▸ **REQUIRED WORK**
Your answer should be one number: the count of lines in these entries that hold the word "Intrusion".

▸ **SUPPLIED RECORDS**
= = = =

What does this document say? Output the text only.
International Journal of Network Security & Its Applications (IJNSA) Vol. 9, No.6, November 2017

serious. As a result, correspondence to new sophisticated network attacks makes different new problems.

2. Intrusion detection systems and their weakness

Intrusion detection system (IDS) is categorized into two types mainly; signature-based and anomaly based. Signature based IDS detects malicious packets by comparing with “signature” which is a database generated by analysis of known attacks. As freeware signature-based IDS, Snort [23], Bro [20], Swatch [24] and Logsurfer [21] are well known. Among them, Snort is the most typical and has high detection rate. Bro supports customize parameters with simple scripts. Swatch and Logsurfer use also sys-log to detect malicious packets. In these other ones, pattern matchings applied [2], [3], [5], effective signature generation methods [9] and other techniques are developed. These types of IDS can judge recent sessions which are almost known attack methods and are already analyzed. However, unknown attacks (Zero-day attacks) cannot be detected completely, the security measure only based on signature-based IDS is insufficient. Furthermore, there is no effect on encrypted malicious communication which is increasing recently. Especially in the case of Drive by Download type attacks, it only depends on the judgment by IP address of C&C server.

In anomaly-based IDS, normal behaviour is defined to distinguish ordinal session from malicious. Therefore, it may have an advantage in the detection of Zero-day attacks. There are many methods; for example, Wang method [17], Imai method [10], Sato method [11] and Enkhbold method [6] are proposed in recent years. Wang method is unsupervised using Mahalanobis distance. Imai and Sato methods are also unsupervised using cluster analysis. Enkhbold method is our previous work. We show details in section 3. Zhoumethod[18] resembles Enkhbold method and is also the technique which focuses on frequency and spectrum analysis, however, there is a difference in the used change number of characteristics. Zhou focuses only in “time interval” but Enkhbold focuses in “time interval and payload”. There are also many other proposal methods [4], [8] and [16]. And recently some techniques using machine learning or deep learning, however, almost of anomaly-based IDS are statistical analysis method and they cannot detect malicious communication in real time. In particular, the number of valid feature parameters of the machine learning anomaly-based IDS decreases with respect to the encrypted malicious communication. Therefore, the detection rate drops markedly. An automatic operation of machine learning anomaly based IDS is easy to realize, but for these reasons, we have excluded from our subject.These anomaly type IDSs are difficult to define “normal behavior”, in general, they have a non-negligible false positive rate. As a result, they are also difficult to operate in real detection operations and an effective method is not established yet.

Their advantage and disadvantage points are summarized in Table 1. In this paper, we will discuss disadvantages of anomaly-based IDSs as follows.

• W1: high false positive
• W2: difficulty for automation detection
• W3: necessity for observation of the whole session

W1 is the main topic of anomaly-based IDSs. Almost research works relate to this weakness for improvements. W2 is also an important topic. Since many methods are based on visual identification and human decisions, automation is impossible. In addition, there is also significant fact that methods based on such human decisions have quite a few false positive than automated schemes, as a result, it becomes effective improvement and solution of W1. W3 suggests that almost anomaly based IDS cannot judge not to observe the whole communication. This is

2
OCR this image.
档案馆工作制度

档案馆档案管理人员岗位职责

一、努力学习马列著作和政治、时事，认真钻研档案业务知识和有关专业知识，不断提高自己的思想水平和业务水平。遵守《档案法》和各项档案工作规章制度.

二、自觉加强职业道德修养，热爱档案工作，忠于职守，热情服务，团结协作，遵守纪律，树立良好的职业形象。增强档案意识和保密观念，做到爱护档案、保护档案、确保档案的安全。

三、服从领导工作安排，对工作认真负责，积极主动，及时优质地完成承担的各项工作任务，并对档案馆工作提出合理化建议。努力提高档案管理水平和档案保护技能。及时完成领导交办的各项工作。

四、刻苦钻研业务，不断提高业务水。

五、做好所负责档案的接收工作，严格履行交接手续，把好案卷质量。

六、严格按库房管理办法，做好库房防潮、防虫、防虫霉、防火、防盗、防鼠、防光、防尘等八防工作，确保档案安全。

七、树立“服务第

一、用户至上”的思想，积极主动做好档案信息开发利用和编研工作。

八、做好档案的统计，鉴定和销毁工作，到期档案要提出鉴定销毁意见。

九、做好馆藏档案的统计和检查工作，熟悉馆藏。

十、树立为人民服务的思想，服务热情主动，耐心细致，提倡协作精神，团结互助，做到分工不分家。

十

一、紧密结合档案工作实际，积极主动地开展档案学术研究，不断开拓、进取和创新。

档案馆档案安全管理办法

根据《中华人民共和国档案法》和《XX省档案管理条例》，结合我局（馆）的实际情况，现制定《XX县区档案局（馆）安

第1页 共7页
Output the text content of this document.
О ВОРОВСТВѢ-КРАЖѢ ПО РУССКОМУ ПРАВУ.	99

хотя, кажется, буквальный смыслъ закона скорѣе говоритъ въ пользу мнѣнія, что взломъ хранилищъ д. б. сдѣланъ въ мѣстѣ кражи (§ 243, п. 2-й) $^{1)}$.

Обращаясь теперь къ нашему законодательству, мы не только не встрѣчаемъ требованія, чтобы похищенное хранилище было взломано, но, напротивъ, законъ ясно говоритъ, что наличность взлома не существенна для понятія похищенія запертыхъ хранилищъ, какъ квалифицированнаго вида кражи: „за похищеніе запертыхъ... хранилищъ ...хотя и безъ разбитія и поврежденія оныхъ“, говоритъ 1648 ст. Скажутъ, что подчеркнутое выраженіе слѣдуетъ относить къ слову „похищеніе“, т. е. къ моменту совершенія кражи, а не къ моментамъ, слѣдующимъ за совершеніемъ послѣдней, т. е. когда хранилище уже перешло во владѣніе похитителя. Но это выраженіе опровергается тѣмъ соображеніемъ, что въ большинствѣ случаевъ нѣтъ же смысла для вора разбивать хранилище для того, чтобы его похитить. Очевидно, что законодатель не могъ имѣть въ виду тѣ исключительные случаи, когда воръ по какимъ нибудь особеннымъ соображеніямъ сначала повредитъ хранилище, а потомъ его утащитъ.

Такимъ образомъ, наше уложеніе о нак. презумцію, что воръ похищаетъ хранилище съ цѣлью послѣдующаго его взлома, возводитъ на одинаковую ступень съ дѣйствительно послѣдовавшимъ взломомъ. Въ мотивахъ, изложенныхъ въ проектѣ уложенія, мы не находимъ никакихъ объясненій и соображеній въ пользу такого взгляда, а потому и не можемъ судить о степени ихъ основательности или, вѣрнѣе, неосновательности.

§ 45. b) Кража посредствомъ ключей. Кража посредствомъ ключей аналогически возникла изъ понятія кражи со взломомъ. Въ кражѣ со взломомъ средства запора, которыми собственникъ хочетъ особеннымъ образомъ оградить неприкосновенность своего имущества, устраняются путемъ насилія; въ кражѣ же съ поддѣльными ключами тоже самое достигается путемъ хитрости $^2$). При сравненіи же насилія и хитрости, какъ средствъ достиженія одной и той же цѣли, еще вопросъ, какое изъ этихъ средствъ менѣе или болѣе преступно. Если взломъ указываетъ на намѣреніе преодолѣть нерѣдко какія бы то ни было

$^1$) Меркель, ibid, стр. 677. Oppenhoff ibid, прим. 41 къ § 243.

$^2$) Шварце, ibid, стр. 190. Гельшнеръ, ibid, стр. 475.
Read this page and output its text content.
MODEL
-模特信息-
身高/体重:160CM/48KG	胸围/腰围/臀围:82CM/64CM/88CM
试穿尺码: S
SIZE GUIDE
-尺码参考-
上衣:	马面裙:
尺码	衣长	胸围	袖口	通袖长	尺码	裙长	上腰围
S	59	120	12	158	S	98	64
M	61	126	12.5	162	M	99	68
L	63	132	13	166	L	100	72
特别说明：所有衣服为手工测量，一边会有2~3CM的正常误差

= = = =

▸ **REPLY**
2